[C++ / Beats 99%] Concise solution with explanation


  • 1
    H
    class Twitter {
    private:
        // Twitters from all users.
        vector<int> msg;
        
        // Key - user_id; Val - the [indexes] of [twitters in msg] belong to this user.
        // Because user cannot delete message, we use vector for better random access performance.
        unordered_map<int, vector<int>> post;
        
        // Key - user_id; Val - the [user_ids] that this user follows.
        // Because user can add/delete other users, we use set for better search/add/remove performance.
        unordered_map<int, set<int>> following;
        
        class cmp {
            public:
                // The compare function for priority queue.
                bool operator() (pair<vector<int>*, int> &a, pair<vector<int>*, int> &b) {
                    // Compare the indexes (represent the timestamp) in msg.
                    return (*a.first)[a.second] < (*b.first)[b.second];
                }
        };
        
    public:
        Twitter() { }
        
        void postTweet(int userId, int tweetId) {
            post[userId].push_back(msg.size());
            msg.push_back(tweetId);
        }
        
        vector<int> getNewsFeed(int userId) {
            // Pair.first - the msg index vector from one user; Pair.second - the index to be considered next.

= DATA PROVIDED =
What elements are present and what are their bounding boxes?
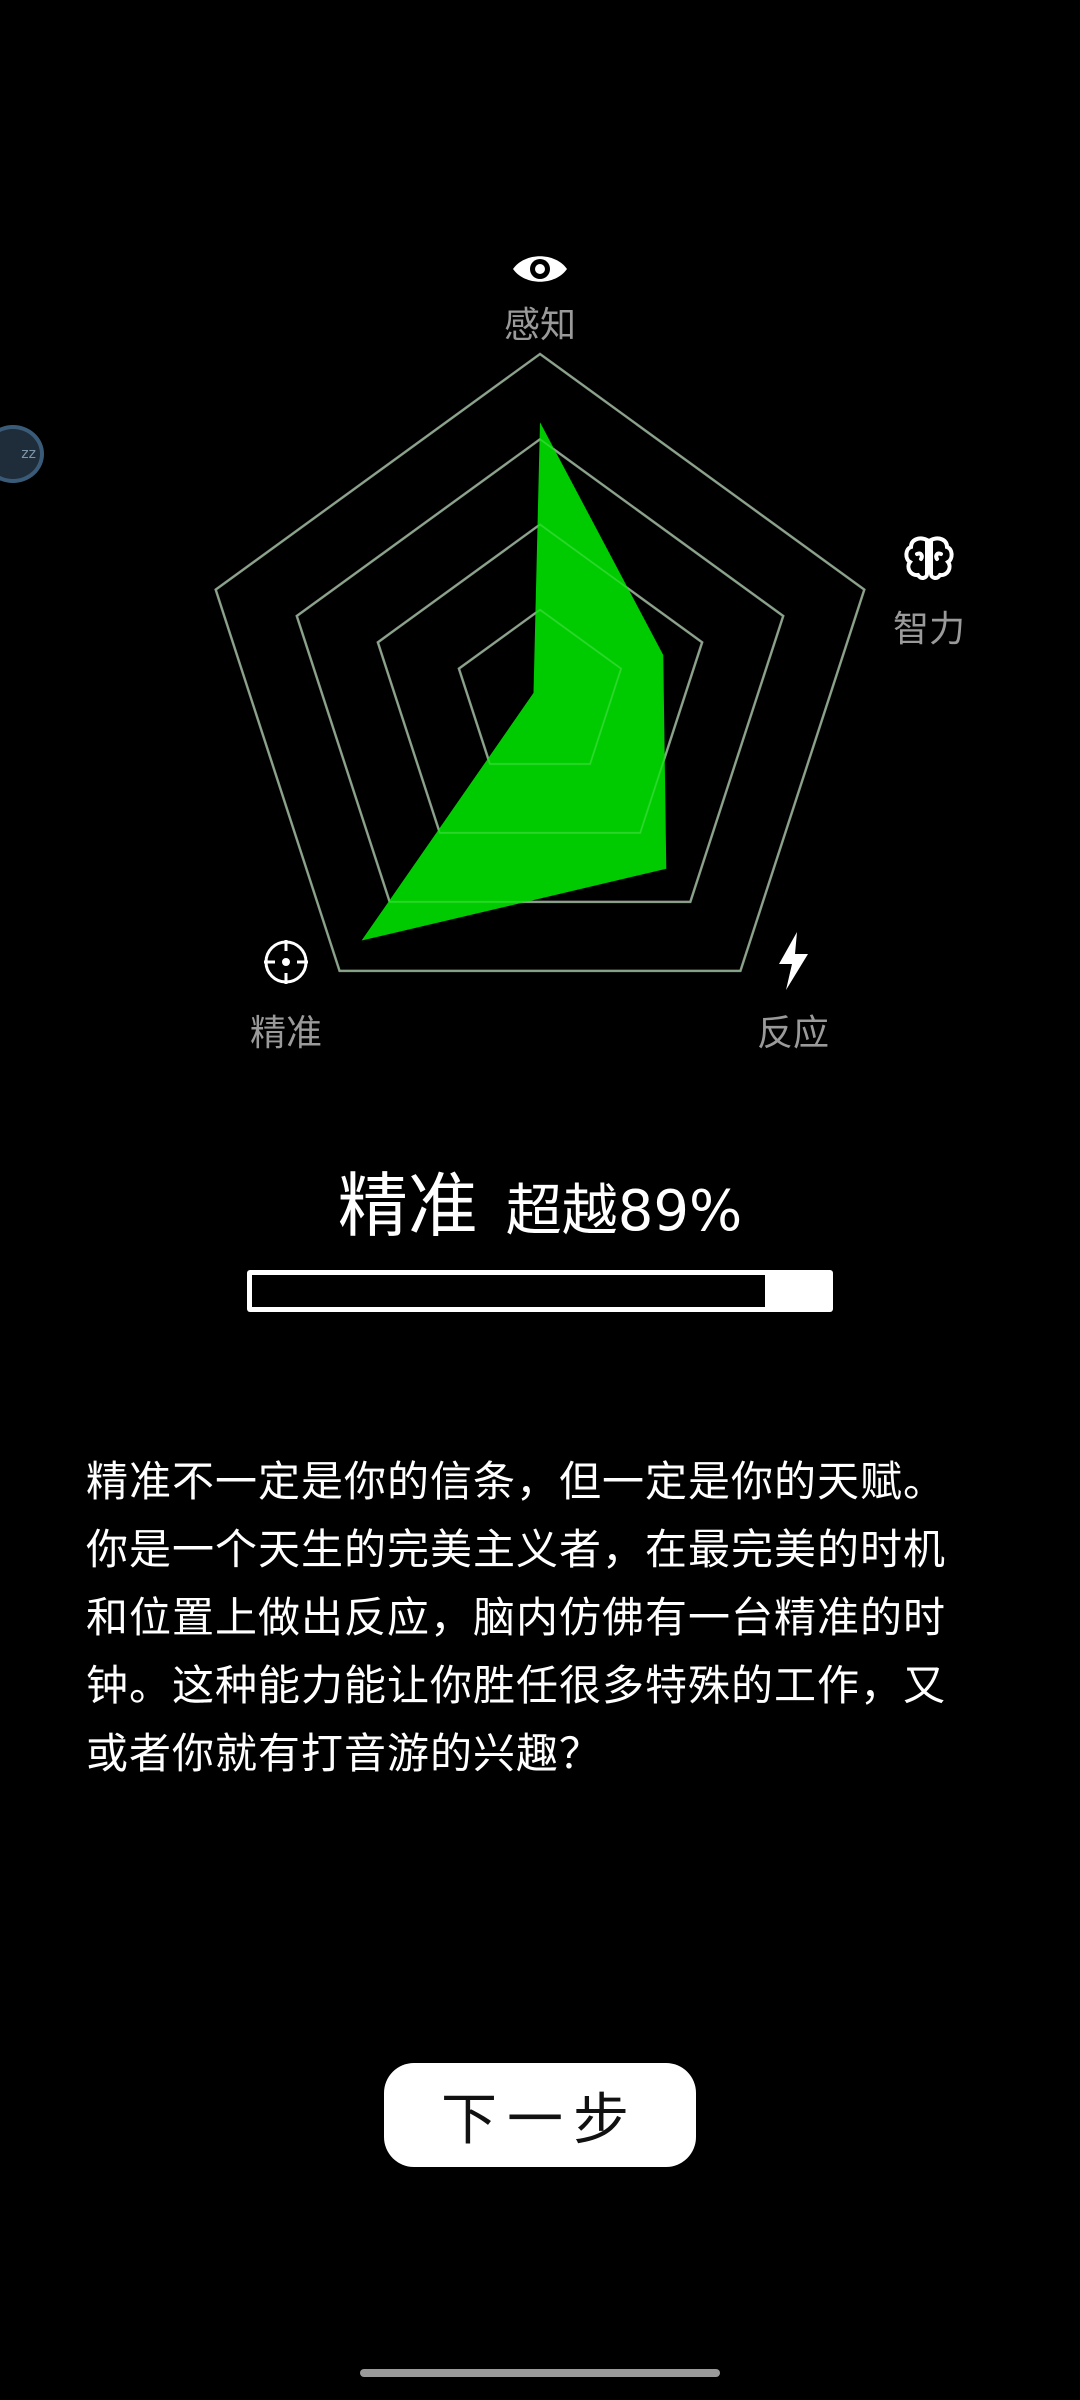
axis-label-precision: 精准 <box>249 1013 323 1054</box>
axis-label-intelligence: 智力 <box>892 609 966 650</box>
axis-label-reaction: 反应 <box>756 1013 830 1054</box>
progress-bar-fill <box>252 1275 765 1307</box>
trait-description: 精准不一定是你的信条，但一定是你的天赋。你是一个天生的完美主义者，在最完美的时机… <box>86 1457 947 1778</box>
eye-icon <box>511 250 569 292</box>
radar-chart: 感知 智力 反应 精准 <box>0 0 1080 1100</box>
floating-bubble-text: zz <box>21 446 36 462</box>
result-percent: 超越89% <box>505 1179 743 1244</box>
progress-bar <box>247 1270 833 1312</box>
radar-data-area <box>361 422 667 941</box>
brain-icon <box>903 534 955 586</box>
axis-label-perception: 感知 <box>503 305 577 346</box>
result-headline: 精准 超越89% <box>0 1150 1080 1251</box>
result-trait: 精准 <box>337 1165 478 1247</box>
lightning-icon <box>775 932 811 994</box>
crosshair-icon <box>262 938 310 990</box>
next-step-button[interactable]: 下一步 <box>384 2063 696 2167</box>
home-indicator[interactable] <box>360 2369 720 2377</box>
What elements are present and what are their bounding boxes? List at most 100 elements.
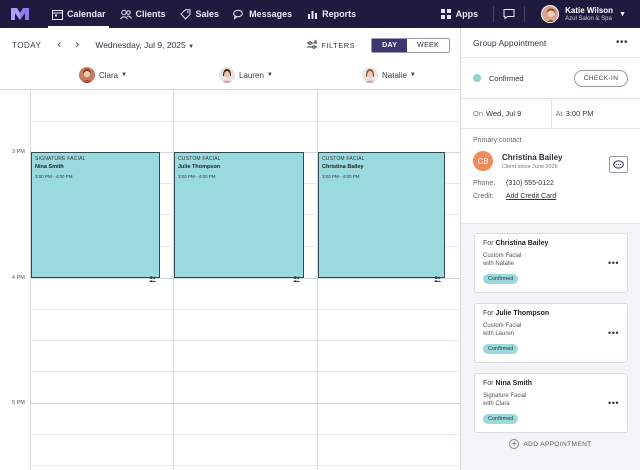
- nav-apps[interactable]: Apps: [433, 0, 486, 28]
- next-day-button[interactable]: ›: [73, 39, 81, 51]
- more-options-icon[interactable]: •••: [608, 258, 619, 268]
- avatar: [362, 67, 378, 83]
- app-logo[interactable]: [10, 6, 30, 22]
- time-field[interactable]: At 3:00 PM: [550, 99, 640, 128]
- view-day-button[interactable]: DAY: [372, 38, 408, 52]
- nav-clients[interactable]: Clients: [113, 0, 173, 28]
- status-badge: Confirmed: [483, 344, 519, 354]
- time-value: 3:00 PM: [565, 109, 594, 118]
- grid-line: [30, 309, 460, 310]
- clients-icon: [119, 8, 132, 20]
- member-staff: with Natalie: [483, 261, 515, 267]
- nav-calendar[interactable]: Calendar: [44, 0, 113, 28]
- grid-line: [30, 465, 460, 466]
- appointment-time: 3:00 PM - 4:00 PM: [178, 174, 216, 179]
- phone-value[interactable]: (310) 555-0122: [506, 180, 554, 187]
- filters-button[interactable]: FILTERS: [307, 40, 355, 50]
- avatar: [219, 67, 235, 83]
- message-client-button[interactable]: [609, 156, 628, 173]
- member-title: For Christina Bailey: [483, 240, 619, 247]
- member-card[interactable]: For Christina Bailey Custom Facial with …: [474, 233, 628, 293]
- staff-name: Clara: [99, 70, 119, 80]
- nav-divider: [524, 6, 526, 22]
- appointment-service: CUSTOM FACIAL: [322, 156, 365, 162]
- grid-line: [30, 278, 460, 279]
- user-info[interactable]: Katie Wilson Azul Salon & Spa: [565, 5, 614, 22]
- status-dot: [473, 74, 481, 82]
- chat-icon[interactable]: [502, 7, 516, 21]
- for-label: For: [483, 310, 494, 317]
- plus-icon: +: [509, 439, 520, 449]
- panel-header: Group Appointment •••: [461, 28, 640, 58]
- appointment-block[interactable]: CUSTOM FACIAL Julie Thompson 3:00 PM - 4…: [174, 152, 304, 282]
- nav-reports-label: Reports: [322, 9, 357, 19]
- staff-header: Clara ▼ Lauren ▼ Natalie ▼: [0, 62, 460, 90]
- date-field[interactable]: On Wed, Jul 9: [461, 99, 551, 128]
- member-service: Signature Facial: [483, 393, 527, 399]
- user-name: Katie Wilson: [565, 5, 614, 15]
- member-staff: with Clara: [483, 401, 510, 407]
- nav-sales[interactable]: Sales: [173, 0, 227, 28]
- staff-selector-natalie[interactable]: Natalie ▼: [362, 67, 416, 83]
- bar-chart-icon: [306, 8, 318, 20]
- staff-name: Lauren: [239, 70, 264, 80]
- member-name: Christina Bailey: [495, 240, 549, 247]
- for-label: For: [483, 240, 494, 247]
- add-appointment-label: ADD APPOINTMENT: [523, 440, 592, 448]
- add-appointment-button[interactable]: + ADD APPOINTMENT: [461, 439, 640, 449]
- phone-row: Phone: (310) 555-0122: [473, 180, 628, 187]
- contact-person[interactable]: CB Christina Bailey Client since June 20…: [473, 151, 628, 171]
- member-service: Custom Facial: [483, 323, 522, 329]
- status-label[interactable]: Confirmed: [489, 74, 524, 83]
- member-name: Nina Smith: [495, 380, 533, 387]
- member-card[interactable]: For Julie Thompson Custom Facial with La…: [474, 303, 628, 363]
- primary-contact-label: Primary contact: [473, 137, 522, 144]
- date-label: Wednesday, Jul 9, 2025: [95, 40, 186, 50]
- status-row: Confirmed CHECK-IN: [461, 58, 640, 99]
- chevron-down-icon: ▼: [188, 44, 195, 50]
- add-credit-card-link[interactable]: Add Credit Card: [506, 193, 556, 200]
- time-label: 3 PM: [12, 149, 25, 155]
- appointment-block[interactable]: CUSTOM FACIAL Christina Bailey 3:00 PM -…: [318, 152, 445, 282]
- staff-selector-lauren[interactable]: Lauren ▼: [219, 67, 273, 83]
- staff-name: Natalie: [382, 70, 407, 80]
- avatar[interactable]: [541, 5, 560, 23]
- column-divider: [317, 91, 318, 470]
- group-icon: [434, 269, 441, 282]
- today-button[interactable]: TODAY: [12, 41, 41, 50]
- chevron-down-icon[interactable]: ▼: [619, 11, 626, 18]
- column-divider: [30, 91, 31, 470]
- status-badge: Confirmed: [483, 414, 519, 424]
- nav-reports[interactable]: Reports: [299, 0, 363, 28]
- filter-icon: [307, 40, 318, 50]
- member-card[interactable]: For Nina Smith Signature Facial with Cla…: [474, 373, 628, 433]
- appointment-details-panel: Group Appointment ••• Confirmed CHECK-IN…: [460, 28, 640, 470]
- nav-clients-label: Clients: [135, 9, 166, 19]
- more-options-icon[interactable]: •••: [616, 37, 628, 48]
- nav-apps-label: Apps: [455, 9, 479, 19]
- staff-selector-clara[interactable]: Clara ▼: [79, 67, 127, 83]
- chat-bubbles-icon: [233, 8, 245, 20]
- date-time-row: On Wed, Jul 9 At 3:00 PM: [461, 99, 640, 129]
- date-picker[interactable]: Wednesday, Jul 9, 2025 ▼: [95, 40, 194, 50]
- tag-icon: [180, 8, 192, 20]
- contact-name: Christina Bailey: [502, 152, 563, 162]
- check-in-button[interactable]: CHECK-IN: [574, 69, 628, 87]
- for-label: For: [483, 380, 494, 387]
- prev-day-button[interactable]: ‹: [55, 39, 63, 51]
- nav-sales-label: Sales: [195, 9, 220, 19]
- more-options-icon[interactable]: •••: [608, 328, 619, 338]
- calendar-grid: 3 PM 4 PM 5 PM SIGNATURE FACIAL Nina Smi…: [0, 91, 460, 470]
- group-members-list: For Christina Bailey Custom Facial with …: [461, 224, 640, 470]
- chevron-down-icon: ▼: [266, 72, 273, 78]
- top-nav: Calendar Clients Sales Messages Reports …: [0, 0, 640, 28]
- time-label: 4 PM: [12, 275, 25, 281]
- nav-messages[interactable]: Messages: [226, 0, 299, 28]
- view-week-button[interactable]: WEEK: [407, 39, 449, 52]
- primary-contact: Primary contact CB Christina Bailey Clie…: [461, 129, 640, 224]
- member-title: For Nina Smith: [483, 380, 619, 387]
- more-options-icon[interactable]: •••: [608, 398, 619, 408]
- appointment-time: 3:00 PM - 4:00 PM: [322, 174, 360, 179]
- column-divider: [173, 91, 174, 470]
- appointment-block[interactable]: SIGNATURE FACIAL Nina Smith 3:00 PM - 4:…: [31, 152, 160, 282]
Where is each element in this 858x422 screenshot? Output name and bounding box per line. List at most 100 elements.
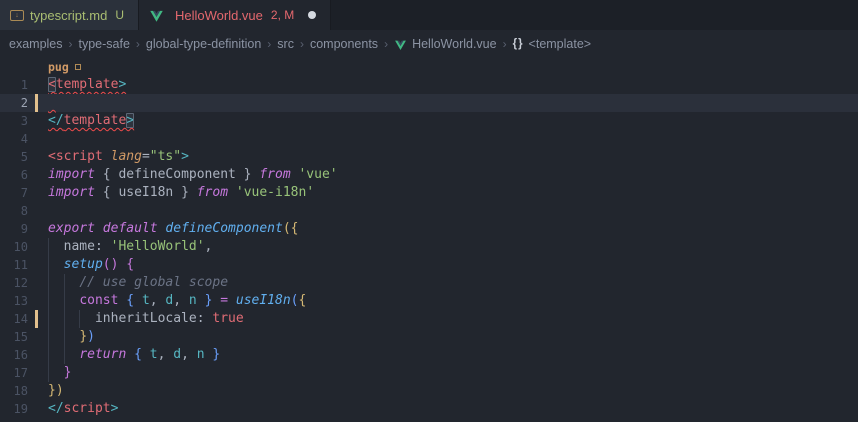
line-number[interactable]: 17 (0, 364, 28, 382)
line-number[interactable]: 8 (0, 202, 28, 220)
code-token: = (142, 149, 150, 164)
code-text: </template> (48, 112, 134, 130)
code-line-9[interactable]: 9export default defineComponent({ (0, 220, 858, 238)
git-modified-marker[interactable] (35, 94, 38, 112)
code-token: > (126, 113, 134, 128)
code-line-7[interactable]: 7 import { useI18n } from 'vue-i18n' (0, 184, 858, 202)
code-line-6[interactable]: 6 import { defineComponent } from 'vue' (0, 166, 858, 184)
code-token (142, 347, 150, 362)
tab-typescript-md[interactable]: ↓ typescript.md U (0, 0, 139, 30)
code-text: }) (48, 328, 95, 346)
code-token: const (79, 293, 118, 308)
line-number[interactable]: 10 (0, 238, 28, 256)
code-text: <script lang="ts"> (48, 148, 189, 166)
line-number[interactable]: 15 (0, 328, 28, 346)
code-token: > (118, 77, 126, 92)
line-number[interactable]: 7 (0, 184, 28, 202)
code-line-5[interactable]: 5 <script lang="ts"> (0, 148, 858, 166)
line-number[interactable]: 4 (0, 130, 28, 148)
line-number[interactable]: 11 (0, 256, 28, 274)
breadcrumb-item-src[interactable]: src (277, 37, 294, 51)
code-token: d (173, 347, 181, 362)
code-line-8[interactable]: 8 (0, 202, 858, 220)
line-number[interactable]: 12 (0, 274, 28, 292)
code-line-3[interactable]: 3 </template> (0, 112, 858, 130)
code-token: { (95, 185, 118, 200)
breadcrumb-item-components[interactable]: components (310, 37, 378, 51)
breadcrumb-item-type-safe[interactable]: type-safe (79, 37, 130, 51)
code-text: <template> (48, 76, 126, 94)
code-token: { (291, 221, 299, 236)
code-line-1[interactable]: 1 <template> (0, 76, 858, 94)
code-token (228, 293, 236, 308)
code-line-14[interactable]: 14 inheritLocale: true (0, 310, 858, 328)
code-token: ) (87, 329, 95, 344)
code-token: // use global scope (79, 275, 228, 290)
line-number[interactable]: 5 (0, 148, 28, 166)
code-token (197, 293, 205, 308)
breadcrumb-separator: › (503, 37, 507, 51)
code-token: , (150, 293, 166, 308)
code-line-16[interactable]: 16 return { t, d, n } (0, 346, 858, 364)
code-token: setup (64, 257, 103, 272)
code-line-13[interactable]: 13 const { t, d, n } = useI18n({ (0, 292, 858, 310)
vue-icon (394, 39, 407, 52)
template-lang-hint[interactable]: pug (0, 58, 858, 76)
breadcrumb-item-examples[interactable]: examples (9, 37, 63, 51)
git-modified-marker[interactable] (35, 310, 38, 328)
code-token: return (79, 347, 126, 362)
line-number[interactable]: 13 (0, 292, 28, 310)
code-token: } (173, 185, 196, 200)
line-number[interactable]: 19 (0, 400, 28, 418)
code-token (95, 221, 103, 236)
code-token: n (189, 293, 197, 308)
code-token: 'vue-i18n' (236, 185, 314, 200)
code-line-17[interactable]: 17 } (0, 364, 858, 382)
line-number[interactable]: 2 (0, 94, 28, 112)
tab-label: typescript.md (30, 8, 107, 23)
tab-helloworld-vue[interactable]: HelloWorld.vue 2, M (139, 0, 331, 30)
line-number[interactable]: 3 (0, 112, 28, 130)
breadcrumb-separator: › (300, 37, 304, 51)
git-status-badge: U (115, 8, 124, 22)
tab-bar: ↓ typescript.md U HelloWorld.vue 2, M (0, 0, 858, 30)
breadcrumb-item-global-type-definition[interactable]: global-type-definition (146, 37, 261, 51)
code-token: "ts" (150, 149, 181, 164)
line-number[interactable]: 9 (0, 220, 28, 238)
unsaved-changes-dot[interactable] (308, 11, 316, 19)
code-line-12[interactable]: 12 // use global scope (0, 274, 858, 292)
line-number[interactable]: 16 (0, 346, 28, 364)
code-text: import { useI18n } from 'vue-i18n' (48, 184, 314, 202)
code-token: from (259, 167, 290, 182)
code-editor[interactable]: pug 1 <template> 2 3 </template> 45 <script l… (0, 58, 858, 418)
breadcrumb-item-template-symbol[interactable]: <template> (529, 37, 592, 51)
code-text: setup() { (48, 256, 134, 274)
code-line-11[interactable]: 11 setup() { (0, 256, 858, 274)
code-token: , (158, 347, 174, 362)
code-token: } (79, 329, 87, 344)
breadcrumb-item-file[interactable]: HelloWorld.vue (412, 37, 497, 51)
line-number[interactable]: 18 (0, 382, 28, 400)
code-line-4[interactable]: 4 (0, 130, 858, 148)
code-token: inheritLocale (48, 311, 197, 326)
code-line-15[interactable]: 15 }) (0, 328, 858, 346)
code-token: ) (56, 383, 64, 398)
code-token: , (181, 347, 197, 362)
code-token: import (48, 167, 95, 182)
symbol-braces-icon: {} (513, 38, 524, 50)
markdown-icon: ↓ (10, 10, 24, 21)
line-number[interactable]: 14 (0, 310, 28, 328)
code-line-10[interactable]: 10 name: 'HelloWorld', (0, 238, 858, 256)
line-number[interactable]: 6 (0, 166, 28, 184)
code-token: > (181, 149, 189, 164)
code-token: , (173, 293, 189, 308)
code-token: true (212, 311, 243, 326)
line-number[interactable]: 1 (0, 76, 28, 94)
code-text: import { defineComponent } from 'vue' (48, 166, 338, 184)
code-token (48, 293, 79, 308)
template-lang-label: pug (48, 58, 69, 76)
code-line-19[interactable]: 19</script> (0, 400, 858, 418)
code-line-18[interactable]: 18}) (0, 382, 858, 400)
code-line-2[interactable]: 2 (0, 94, 858, 112)
code-token (48, 365, 64, 380)
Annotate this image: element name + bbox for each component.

= REQUIREMENTS =
Reproduce the C++ Twitter design solution in full, with every character and line unchanged. The records have no connection to the text.

= OUTPUT FOR THIS TASK =
[C++ / Beats 99%] Concise solution with explanation


  • 1
    H
    class Twitter {
    private:
        // Twitters from all users.
        vector<int> msg;
        
        // Key - user_id; Val - the [indexes] of [twitters in msg] belong to this user.
        // Because user cannot delete message, we use vector for better random access performance.
        unordered_map<int, vector<int>> post;
        
        // Key - user_id; Val - the [user_ids] that this user follows.
        // Because user can add/delete other users, we use set for better search/add/remove performance.
        unordered_map<int, set<int>> following;
        
        class cmp {
            public:
                // The compare function for priority queue.
                bool operator() (pair<vector<int>*, int> &a, pair<vector<int>*, int> &b) {
                    // Compare the indexes (represent the timestamp) in msg.
                    return (*a.first)[a.second] < (*b.first)[b.second];
                }
        };
        
    public:
        Twitter() { }
        
        void postTweet(int userId, int tweetId) {
            post[userId].push_back(msg.size());
            msg.push_back(tweetId);
        }
        
        vector<int> getNewsFeed(int userId) {
            // Pair.first - the msg index vector from one user; Pair.second - the index to be considered next.